### Texto base

=====

São poucas certezas em torno do desastre que assolou a terceira maior economia do mundo. Ainda não sabemos a extensão da catástrofe humana. Não conhecemos o tamanho das perdas materiais. E, acima de tudo, não conseguimos avaliar qual o risco de um desastre nuclear de grandes proporções.

Quatro dias após o tremor, quando esta edição foi fechada, funcionários da concessionária Tokyo Electric Power tentavam evitar que os seis reatores da usina de Fukushima, ao norte de Tóquio, vazassem material radioativo em larga escala, depois de algumas instalações terem pegado fogo.

Numa demonstração explícita de impotência, nem o porta-voz da agência nuclear japonesa soube explicar se os problemas na usina decorriam do derretimento de parte dos reatores, de buracos em suas estruturas ou de qualquer outra causa. “Ainda estamos no escuro.

O desastre nuclear pode ser evitado ou pode assumir proporções trágicas”, diz Erwann Michel-Kerjan, pesquisador especialista em catástrofes da escola de negócios Wharton, da Universidade da Pensilvânia.

Diante de tanta desinformação, empresas e cidadãos tentam responder da maneira que julgam mais apropriada. Várias multinacionais começaram a retirada de funcionários estrangeiros e suas famílias — caso, por exemplo, de Bosch e BMW. Com medo de um desastre em Fukushima, a Lufthansa cancelou temporariamente os voos para o Japão.

Em parte do país, as prateleiras dos supermercados estavam vazias. Houve uma corrida por itens como pão, leite, papel higiênico, fita adesiva, pilhas e tofu, apesar dos apelos oficiais contra os estoques. Evitar o pânico será prioridade do governo para arrefecer o inevitável dano econômico.


Desde o dia 13 de março, o governo determinou que residências e empresas de diversas províncias — com exceção, por enquanto, da região central de Tóquio — participassem do racionamento de eletricidade, com cortes programados de 3 horas por dia. É o primeiro racionamento imposto à população em 60 anos.

=====

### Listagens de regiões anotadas
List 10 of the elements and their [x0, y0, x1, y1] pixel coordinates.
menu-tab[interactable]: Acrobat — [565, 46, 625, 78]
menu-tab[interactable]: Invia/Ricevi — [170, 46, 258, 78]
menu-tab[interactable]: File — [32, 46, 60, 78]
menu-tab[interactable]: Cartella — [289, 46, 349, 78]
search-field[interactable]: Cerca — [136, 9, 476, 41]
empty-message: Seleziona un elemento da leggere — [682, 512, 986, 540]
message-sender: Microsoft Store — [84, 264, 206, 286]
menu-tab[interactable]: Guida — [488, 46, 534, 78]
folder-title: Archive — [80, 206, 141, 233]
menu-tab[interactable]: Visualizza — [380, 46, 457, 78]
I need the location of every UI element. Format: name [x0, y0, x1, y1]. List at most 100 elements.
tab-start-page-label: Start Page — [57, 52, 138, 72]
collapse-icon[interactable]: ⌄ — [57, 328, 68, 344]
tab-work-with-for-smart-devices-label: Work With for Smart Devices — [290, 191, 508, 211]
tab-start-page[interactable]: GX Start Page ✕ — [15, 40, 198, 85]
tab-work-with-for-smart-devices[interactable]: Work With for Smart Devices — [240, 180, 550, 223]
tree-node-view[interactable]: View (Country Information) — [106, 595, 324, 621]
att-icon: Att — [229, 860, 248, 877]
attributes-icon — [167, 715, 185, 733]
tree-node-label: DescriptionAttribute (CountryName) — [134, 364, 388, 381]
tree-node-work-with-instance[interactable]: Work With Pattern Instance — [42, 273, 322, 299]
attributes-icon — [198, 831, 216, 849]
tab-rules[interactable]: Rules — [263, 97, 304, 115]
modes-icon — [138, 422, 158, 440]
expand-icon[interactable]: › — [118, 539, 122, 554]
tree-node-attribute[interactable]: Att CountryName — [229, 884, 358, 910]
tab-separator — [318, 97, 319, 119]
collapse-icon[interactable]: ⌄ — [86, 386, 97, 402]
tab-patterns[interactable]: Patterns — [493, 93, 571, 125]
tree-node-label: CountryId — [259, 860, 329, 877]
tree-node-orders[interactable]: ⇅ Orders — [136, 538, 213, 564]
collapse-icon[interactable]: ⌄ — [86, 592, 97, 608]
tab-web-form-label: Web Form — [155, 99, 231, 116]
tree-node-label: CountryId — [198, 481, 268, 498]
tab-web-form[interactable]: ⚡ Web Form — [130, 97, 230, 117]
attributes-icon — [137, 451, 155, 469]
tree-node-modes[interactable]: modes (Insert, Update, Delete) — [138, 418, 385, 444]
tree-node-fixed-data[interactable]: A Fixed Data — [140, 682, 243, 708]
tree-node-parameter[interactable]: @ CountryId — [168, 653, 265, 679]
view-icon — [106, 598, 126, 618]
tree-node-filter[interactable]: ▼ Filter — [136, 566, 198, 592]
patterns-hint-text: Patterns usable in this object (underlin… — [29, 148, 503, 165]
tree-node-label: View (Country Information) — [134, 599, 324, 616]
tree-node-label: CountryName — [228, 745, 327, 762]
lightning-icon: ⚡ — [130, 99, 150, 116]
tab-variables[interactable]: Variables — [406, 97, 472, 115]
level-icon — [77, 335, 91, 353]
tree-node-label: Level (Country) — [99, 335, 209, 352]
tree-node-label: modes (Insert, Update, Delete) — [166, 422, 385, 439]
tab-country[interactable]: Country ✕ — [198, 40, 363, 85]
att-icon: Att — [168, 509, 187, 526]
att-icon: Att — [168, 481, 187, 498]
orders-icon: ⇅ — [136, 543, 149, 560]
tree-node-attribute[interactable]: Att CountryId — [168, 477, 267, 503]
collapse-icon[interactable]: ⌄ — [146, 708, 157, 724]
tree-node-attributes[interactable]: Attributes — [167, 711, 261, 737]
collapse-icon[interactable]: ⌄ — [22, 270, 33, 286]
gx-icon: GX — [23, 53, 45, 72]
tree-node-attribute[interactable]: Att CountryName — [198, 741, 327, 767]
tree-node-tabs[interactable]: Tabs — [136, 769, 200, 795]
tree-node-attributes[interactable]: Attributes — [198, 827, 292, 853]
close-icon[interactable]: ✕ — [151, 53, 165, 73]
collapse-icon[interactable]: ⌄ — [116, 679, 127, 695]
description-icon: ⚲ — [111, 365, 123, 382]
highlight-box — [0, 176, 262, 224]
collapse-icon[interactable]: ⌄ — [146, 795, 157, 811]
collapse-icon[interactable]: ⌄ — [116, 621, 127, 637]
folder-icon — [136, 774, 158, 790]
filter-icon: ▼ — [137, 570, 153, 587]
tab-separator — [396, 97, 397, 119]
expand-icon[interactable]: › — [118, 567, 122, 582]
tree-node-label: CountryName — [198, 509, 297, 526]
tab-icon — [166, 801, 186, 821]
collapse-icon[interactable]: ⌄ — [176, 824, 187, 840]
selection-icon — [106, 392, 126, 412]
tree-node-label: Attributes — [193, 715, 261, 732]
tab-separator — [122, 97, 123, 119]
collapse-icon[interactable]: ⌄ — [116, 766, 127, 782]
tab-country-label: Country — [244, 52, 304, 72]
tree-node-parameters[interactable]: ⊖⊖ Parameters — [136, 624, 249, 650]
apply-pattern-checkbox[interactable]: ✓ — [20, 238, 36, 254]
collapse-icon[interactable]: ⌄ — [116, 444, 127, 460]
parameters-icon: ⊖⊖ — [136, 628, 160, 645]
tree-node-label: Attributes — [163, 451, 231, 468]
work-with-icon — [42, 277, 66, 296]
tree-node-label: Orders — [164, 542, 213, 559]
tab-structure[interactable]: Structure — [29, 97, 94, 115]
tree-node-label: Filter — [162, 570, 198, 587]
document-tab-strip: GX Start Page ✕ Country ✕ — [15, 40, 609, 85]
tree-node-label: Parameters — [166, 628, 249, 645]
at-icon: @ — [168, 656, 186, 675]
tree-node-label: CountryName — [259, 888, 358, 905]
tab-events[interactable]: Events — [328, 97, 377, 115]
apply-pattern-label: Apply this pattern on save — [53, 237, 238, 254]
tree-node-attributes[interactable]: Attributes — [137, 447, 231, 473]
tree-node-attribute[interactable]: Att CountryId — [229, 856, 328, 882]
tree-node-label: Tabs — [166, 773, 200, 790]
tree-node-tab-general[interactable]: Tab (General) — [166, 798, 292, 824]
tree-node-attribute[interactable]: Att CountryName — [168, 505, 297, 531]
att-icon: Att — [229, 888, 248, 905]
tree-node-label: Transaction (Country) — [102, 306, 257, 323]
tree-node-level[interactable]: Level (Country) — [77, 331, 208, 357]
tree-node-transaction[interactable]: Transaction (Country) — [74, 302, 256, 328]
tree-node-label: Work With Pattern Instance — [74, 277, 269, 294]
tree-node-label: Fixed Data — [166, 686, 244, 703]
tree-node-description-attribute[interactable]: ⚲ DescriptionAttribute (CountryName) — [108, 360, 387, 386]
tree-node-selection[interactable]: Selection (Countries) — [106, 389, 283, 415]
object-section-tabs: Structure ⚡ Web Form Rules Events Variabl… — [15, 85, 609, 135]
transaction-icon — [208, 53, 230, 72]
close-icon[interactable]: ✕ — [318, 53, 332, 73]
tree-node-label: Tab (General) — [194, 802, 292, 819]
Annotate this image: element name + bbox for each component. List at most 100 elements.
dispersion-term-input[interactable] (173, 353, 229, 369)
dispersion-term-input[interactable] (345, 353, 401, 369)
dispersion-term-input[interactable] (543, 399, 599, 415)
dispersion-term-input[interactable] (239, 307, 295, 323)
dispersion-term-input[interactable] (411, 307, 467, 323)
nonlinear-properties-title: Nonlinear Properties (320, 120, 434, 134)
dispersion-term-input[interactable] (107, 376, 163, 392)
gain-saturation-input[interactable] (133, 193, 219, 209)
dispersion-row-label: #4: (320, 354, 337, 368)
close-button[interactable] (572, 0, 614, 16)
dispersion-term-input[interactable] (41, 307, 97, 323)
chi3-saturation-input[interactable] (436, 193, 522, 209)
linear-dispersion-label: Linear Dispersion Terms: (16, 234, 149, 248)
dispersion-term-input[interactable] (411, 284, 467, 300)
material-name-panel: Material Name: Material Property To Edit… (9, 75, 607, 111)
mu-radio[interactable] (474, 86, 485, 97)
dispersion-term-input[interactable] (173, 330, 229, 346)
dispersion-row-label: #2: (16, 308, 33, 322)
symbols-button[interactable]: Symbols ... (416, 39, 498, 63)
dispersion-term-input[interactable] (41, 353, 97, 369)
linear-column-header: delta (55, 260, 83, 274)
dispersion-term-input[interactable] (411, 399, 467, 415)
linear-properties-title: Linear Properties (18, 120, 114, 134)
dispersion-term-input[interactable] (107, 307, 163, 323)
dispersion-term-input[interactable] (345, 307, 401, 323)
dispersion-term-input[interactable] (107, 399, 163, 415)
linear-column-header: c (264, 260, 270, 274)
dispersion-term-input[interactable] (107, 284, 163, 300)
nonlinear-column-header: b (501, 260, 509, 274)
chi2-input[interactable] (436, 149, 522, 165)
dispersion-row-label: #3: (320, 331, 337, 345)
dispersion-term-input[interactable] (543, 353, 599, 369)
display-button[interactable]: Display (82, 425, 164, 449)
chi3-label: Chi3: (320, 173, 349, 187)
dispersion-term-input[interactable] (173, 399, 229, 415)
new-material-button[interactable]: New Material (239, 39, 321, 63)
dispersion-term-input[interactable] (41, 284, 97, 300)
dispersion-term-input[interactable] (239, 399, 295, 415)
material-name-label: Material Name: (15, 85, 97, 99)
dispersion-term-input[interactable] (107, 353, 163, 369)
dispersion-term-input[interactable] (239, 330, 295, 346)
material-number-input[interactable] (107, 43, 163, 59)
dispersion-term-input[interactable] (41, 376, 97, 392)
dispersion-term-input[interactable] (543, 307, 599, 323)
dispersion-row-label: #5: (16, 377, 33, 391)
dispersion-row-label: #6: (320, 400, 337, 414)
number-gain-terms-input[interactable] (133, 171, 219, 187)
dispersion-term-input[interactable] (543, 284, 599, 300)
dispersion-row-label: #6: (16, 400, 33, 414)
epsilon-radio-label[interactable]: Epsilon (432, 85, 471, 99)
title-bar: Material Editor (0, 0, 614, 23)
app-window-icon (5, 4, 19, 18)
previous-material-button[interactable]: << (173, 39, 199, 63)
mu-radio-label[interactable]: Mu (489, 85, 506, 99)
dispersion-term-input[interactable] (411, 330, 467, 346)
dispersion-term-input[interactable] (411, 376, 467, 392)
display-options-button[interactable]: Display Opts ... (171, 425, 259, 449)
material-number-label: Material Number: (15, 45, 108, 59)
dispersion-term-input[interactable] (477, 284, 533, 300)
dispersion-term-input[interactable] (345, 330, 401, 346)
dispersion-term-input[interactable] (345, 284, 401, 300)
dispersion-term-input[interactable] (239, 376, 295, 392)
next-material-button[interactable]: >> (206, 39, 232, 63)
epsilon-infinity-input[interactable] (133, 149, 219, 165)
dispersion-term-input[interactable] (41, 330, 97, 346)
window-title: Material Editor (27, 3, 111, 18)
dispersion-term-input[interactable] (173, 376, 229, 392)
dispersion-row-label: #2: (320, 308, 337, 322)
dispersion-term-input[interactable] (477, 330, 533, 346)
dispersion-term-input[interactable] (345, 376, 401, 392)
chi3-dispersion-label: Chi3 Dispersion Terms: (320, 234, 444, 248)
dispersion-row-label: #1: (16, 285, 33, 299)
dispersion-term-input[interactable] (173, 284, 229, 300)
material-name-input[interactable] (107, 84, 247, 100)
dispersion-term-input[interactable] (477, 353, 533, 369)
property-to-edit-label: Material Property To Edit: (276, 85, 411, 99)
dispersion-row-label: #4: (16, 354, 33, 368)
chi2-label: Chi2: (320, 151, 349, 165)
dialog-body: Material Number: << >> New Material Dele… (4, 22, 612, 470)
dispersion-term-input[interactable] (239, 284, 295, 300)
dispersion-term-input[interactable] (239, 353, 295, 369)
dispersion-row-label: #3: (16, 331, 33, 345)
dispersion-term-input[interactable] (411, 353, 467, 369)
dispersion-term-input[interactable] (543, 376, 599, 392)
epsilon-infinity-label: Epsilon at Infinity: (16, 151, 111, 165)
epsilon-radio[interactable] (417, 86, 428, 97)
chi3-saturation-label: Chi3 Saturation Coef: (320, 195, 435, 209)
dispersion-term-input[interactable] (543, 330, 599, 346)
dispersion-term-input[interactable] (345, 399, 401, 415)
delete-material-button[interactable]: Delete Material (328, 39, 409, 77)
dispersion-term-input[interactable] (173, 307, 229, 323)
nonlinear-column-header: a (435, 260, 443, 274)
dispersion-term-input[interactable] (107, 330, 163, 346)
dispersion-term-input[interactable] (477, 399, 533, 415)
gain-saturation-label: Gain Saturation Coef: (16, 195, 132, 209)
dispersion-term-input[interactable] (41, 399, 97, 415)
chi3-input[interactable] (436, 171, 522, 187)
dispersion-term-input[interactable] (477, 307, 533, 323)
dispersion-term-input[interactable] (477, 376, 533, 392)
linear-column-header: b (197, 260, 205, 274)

=====

### Instruções
1. No texto sobre o desastre no Japão, reescreva tudo desde "São poucas certezas" até "de grandes proporções.", trocando "catástrofe humana" por "tragédia humana".
2. De acordo com o texto sobre o desastre no Japão, quantas horas por dia duram os cortes programados do racionamento de eletricidade?
Essas listagens foram obtidas de outra fonte.

### Soluções por tarefa
1.
São poucas certezas em torno do desastre que assolou a terceira maior economia do mundo. Ainda não sabemos a extensão da tragédia humana. Não conhecemos o tamanho das perdas materiais. E, acima de tudo, não conseguimos avaliar qual o risco de um desastre nuclear de grandes proporções.

2. Três horas por dia.